(Records)
◆ ◆ ◆ ◆ ◆ ◆ ◆

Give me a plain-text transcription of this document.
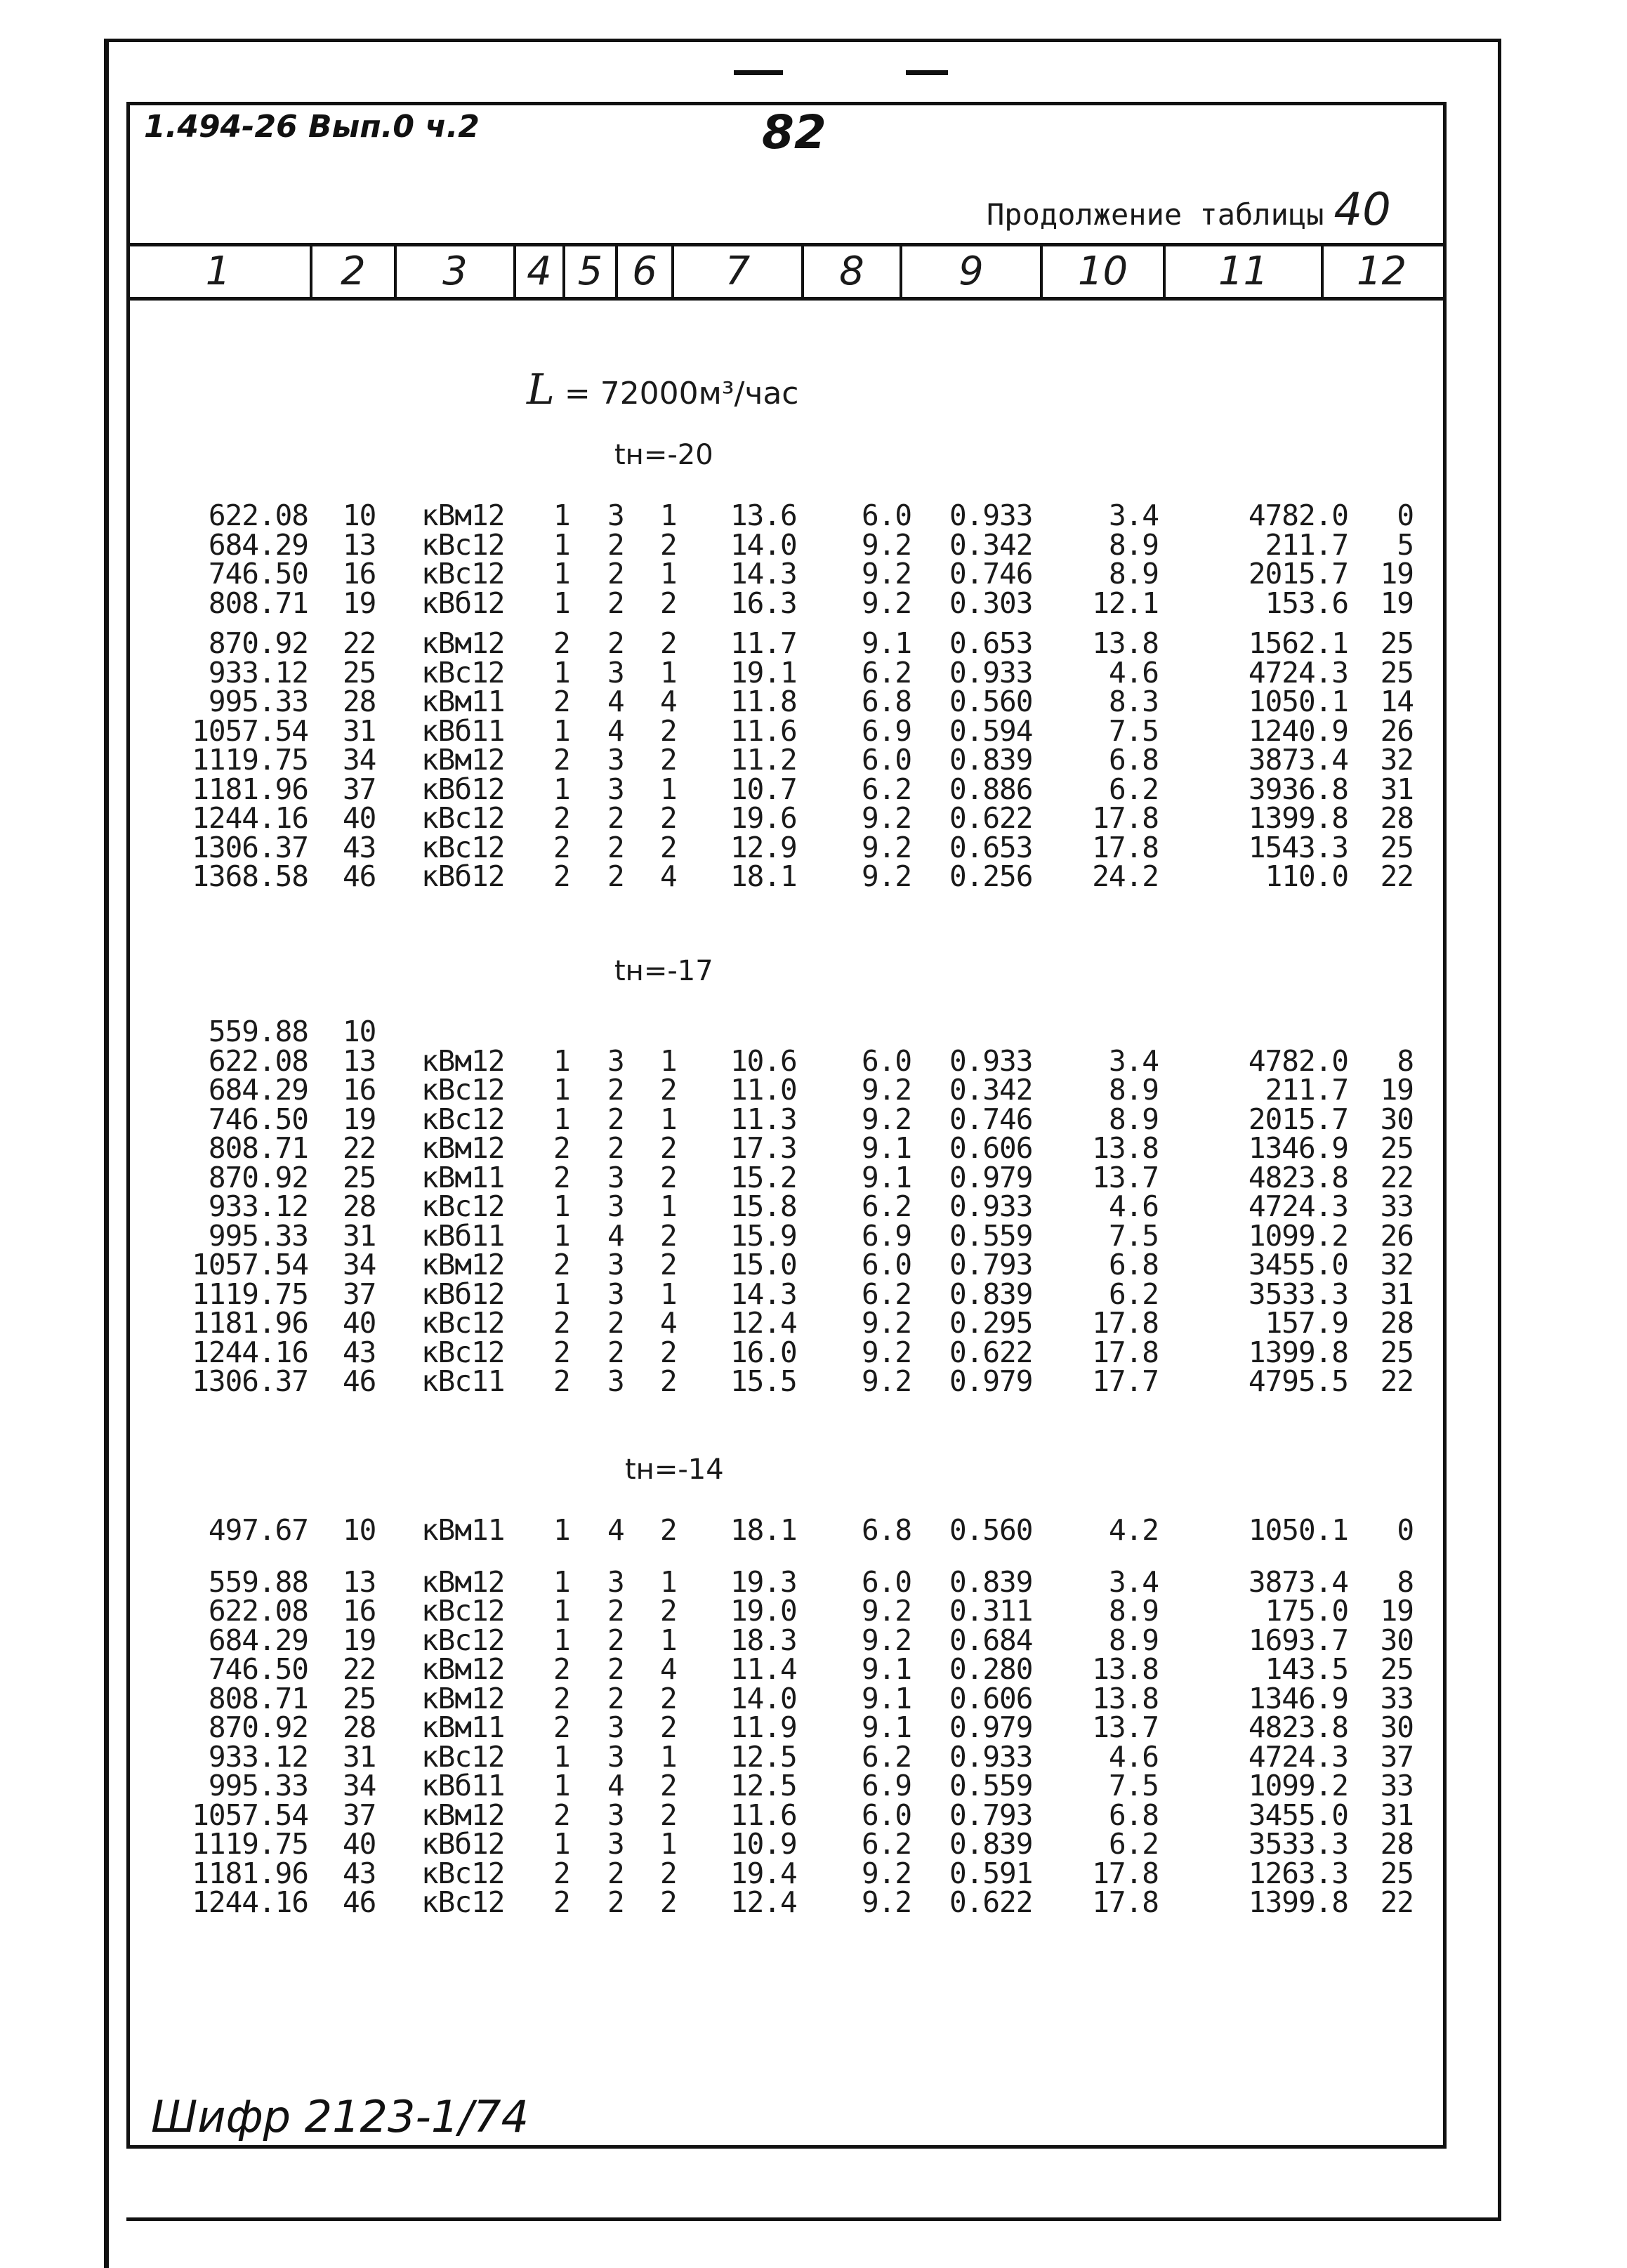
1.494-26 Вып.0 ч.2	82
Продолжение таблицы 40
1	2	3	4 5 6	7	8	9	10	11	12
L = 72000м³/час
tн=-20
622.08 10 кВм12 1 3 1 13.6 6.0 0.933	3.4	4782.0 0
684.29 13 кВс12 1 2 2 14.0 9.2 0.342	8.9	211.7 5
746.50 16 кВс12 1 2 1 14.3 9.2 0.746	8.9	2015.7 19
808.71 19 кВб12 1 2 2 16.3 9.2 0.303 12.1	153.6 19
870.92 22 кВм12 2 2 2 11.7 9.1 0.653 13.8	1562.1 25
933.12 25 кВс12 1 3 1 19.1 6.2 0.933	4.6	4724.3 25
995.33 28 кВм11 2 4 4 11.8 6.8 0.560	8.3	1050.1 14
1057.54 31 кВб11 1 4 2 11.6 6.9 0.594	7.5	1240.9 26
1119.75 34 кВм12 2 3 2 11.2 6.0 0.839	6.8	3873.4 32
1181.96 37 кВб12 1 3 1 10.7 6.2 0.886	6.2	3936.8 31
1244.16 40 кВс12 2 2 2 19.6 9.2 0.622 17.8	1399.8 28
1306.37 43 кВс12 2 2 2 12.9 9.2 0.653 17.8	1543.3 25
1368.58 46 кВб12 2 2 4 18.1 9.2 0.256 24.2	110.0 22
tн=-17
559.88 10
622.08 13 кВм12 1 3 1 10.6 6.0 0.933	3.4	4782.0 8
684.29 16 кВс12 1 2 2 11.0 9.2 0.342	8.9	211.7 19
746.50 19 кВс12 1 2 1 11.3 9.2 0.746	8.9	2015.7 30
808.71 22 кВм12 2 2 2 17.3 9.1 0.606 13.8	1346.9 25
870.92 25 кВм11 2 3 2 15.2 9.1 0.979 13.7	4823.8 22
933.12 28 кВс12 1 3 1 15.8 6.2 0.933	4.6	4724.3 33
995.33 31 кВб11 1 4 2 15.9 6.9 0.559	7.5	1099.2 26
1057.54 34 кВм12 2 3 2 15.0 6.0 0.793	6.8	3455.0 32
1119.75 37 кВб12 1 3 1 14.3 6.2 0.839	6.2	3533.3 31
1181.96 40 кВс12 2 2 4 12.4 9.2 0.295 17.8	157.9 28
1244.16 43 кВс12 2 2 2 16.0 9.2 0.622 17.8	1399.8 25
1306.37 46 кВс11 2 3 2 15.5 9.2 0.979 17.7	4795.5 22
tн=-14
497.67 10 кВм11 1 4 2 18.1 6.8 0.560	4.2	1050.1 0
559.88 13 кВм12 1 3 1 19.3 6.0 0.839	3.4	3873.4 8
622.08 16 кВс12 1 2 2 19.0 9.2 0.311	8.9	175.0 19
684.29 19 кВс12 1 2 1 18.3 9.2 0.684	8.9	1693.7 30
746.50 22 кВм12 2 2 4 11.4 9.1 0.280 13.8	143.5 25
808.71 25 кВм12 2 2 2 14.0 9.1 0.606 13.8	1346.9 33
870.92 28 кВм11 2 3 2 11.9 9.1 0.979 13.7	4823.8 30
933.12 31 кВс12 1 3 1 12.5 6.2 0.933	4.6	4724.3 37
995.33 34 кВб11 1 4 2 12.5 6.9 0.559	7.5	1099.2 33
1057.54 37 кВм12 2 3 2 11.6 6.0 0.793	6.8	3455.0 31
1119.75 40 кВб12 1 3 1 10.9 6.2 0.839	6.2	3533.3 28
1181.96 43 кВс12 2 2 2 19.4 9.2 0.591 17.8	1263.3 25
1244.16 46 кВс12 2 2 2 12.4 9.2 0.622 17.8	1399.8 22
Шифр 2123-1/74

◆ ◆ ◆ ◆ ◆ ◆ ◆

= WHAT YOU NEED TO DO =
Repeat the records above exactly, omitting every picture.

= PROBLEM SOLUTION =
Give me a plain-text transcription of this document.
1.494-26 Вып.0 ч.2	82
Продолжение таблицы 40
1	2	3	4 5 6	7	8	9	10	11	12
L = 72000м³/час
tн=-20
622.08 10 кВм12 1 3 1 13.6 6.0 0.933	3.4	4782.0 0
684.29 13 кВс12 1 2 2 14.0 9.2 0.342	8.9	211.7 5
746.50 16 кВс12 1 2 1 14.3 9.2 0.746	8.9	2015.7 19
808.71 19 кВб12 1 2 2 16.3 9.2 0.303 12.1	153.6 19
870.92 22 кВм12 2 2 2 11.7 9.1 0.653 13.8	1562.1 25
933.12 25 кВс12 1 3 1 19.1 6.2 0.933	4.6	4724.3 25
995.33 28 кВм11 2 4 4 11.8 6.8 0.560	8.3	1050.1 14
1057.54 31 кВб11 1 4 2 11.6 6.9 0.594	7.5	1240.9 26
1119.75 34 кВм12 2 3 2 11.2 6.0 0.839	6.8	3873.4 32
1181.96 37 кВб12 1 3 1 10.7 6.2 0.886	6.2	3936.8 31
1244.16 40 кВс12 2 2 2 19.6 9.2 0.622 17.8	1399.8 28
1306.37 43 кВс12 2 2 2 12.9 9.2 0.653 17.8	1543.3 25
1368.58 46 кВб12 2 2 4 18.1 9.2 0.256 24.2	110.0 22
tн=-17
559.88 10
622.08 13 кВм12 1 3 1 10.6 6.0 0.933	3.4	4782.0 8
684.29 16 кВс12 1 2 2 11.0 9.2 0.342	8.9	211.7 19
746.50 19 кВс12 1 2 1 11.3 9.2 0.746	8.9	2015.7 30
808.71 22 кВм12 2 2 2 17.3 9.1 0.606 13.8	1346.9 25
870.92 25 кВм11 2 3 2 15.2 9.1 0.979 13.7	4823.8 22
933.12 28 кВс12 1 3 1 15.8 6.2 0.933	4.6	4724.3 33
995.33 31 кВб11 1 4 2 15.9 6.9 0.559	7.5	1099.2 26
1057.54 34 кВм12 2 3 2 15.0 6.0 0.793	6.8	3455.0 32
1119.75 37 кВб12 1 3 1 14.3 6.2 0.839	6.2	3533.3 31
1181.96 40 кВс12 2 2 4 12.4 9.2 0.295 17.8	157.9 28
1244.16 43 кВс12 2 2 2 16.0 9.2 0.622 17.8	1399.8 25
1306.37 46 кВс11 2 3 2 15.5 9.2 0.979 17.7	4795.5 22
tн=-14
497.67 10 кВм11 1 4 2 18.1 6.8 0.560	4.2	1050.1 0
559.88 13 кВм12 1 3 1 19.3 6.0 0.839	3.4	3873.4 8
622.08 16 кВс12 1 2 2 19.0 9.2 0.311	8.9	175.0 19
684.29 19 кВс12 1 2 1 18.3 9.2 0.684	8.9	1693.7 30
746.50 22 кВм12 2 2 4 11.4 9.1 0.280 13.8	143.5 25
808.71 25 кВм12 2 2 2 14.0 9.1 0.606 13.8	1346.9 33
870.92 28 кВм11 2 3 2 11.9 9.1 0.979 13.7	4823.8 30
933.12 31 кВс12 1 3 1 12.5 6.2 0.933	4.6	4724.3 37
995.33 34 кВб11 1 4 2 12.5 6.9 0.559	7.5	1099.2 33
1057.54 37 кВм12 2 3 2 11.6 6.0 0.793	6.8	3455.0 31
1119.75 40 кВб12 1 3 1 10.9 6.2 0.839	6.2	3533.3 28
1181.96 43 кВс12 2 2 2 19.4 9.2 0.591 17.8	1263.3 25
1244.16 46 кВс12 2 2 2 12.4 9.2 0.622 17.8	1399.8 22
Шифр 2123-1/74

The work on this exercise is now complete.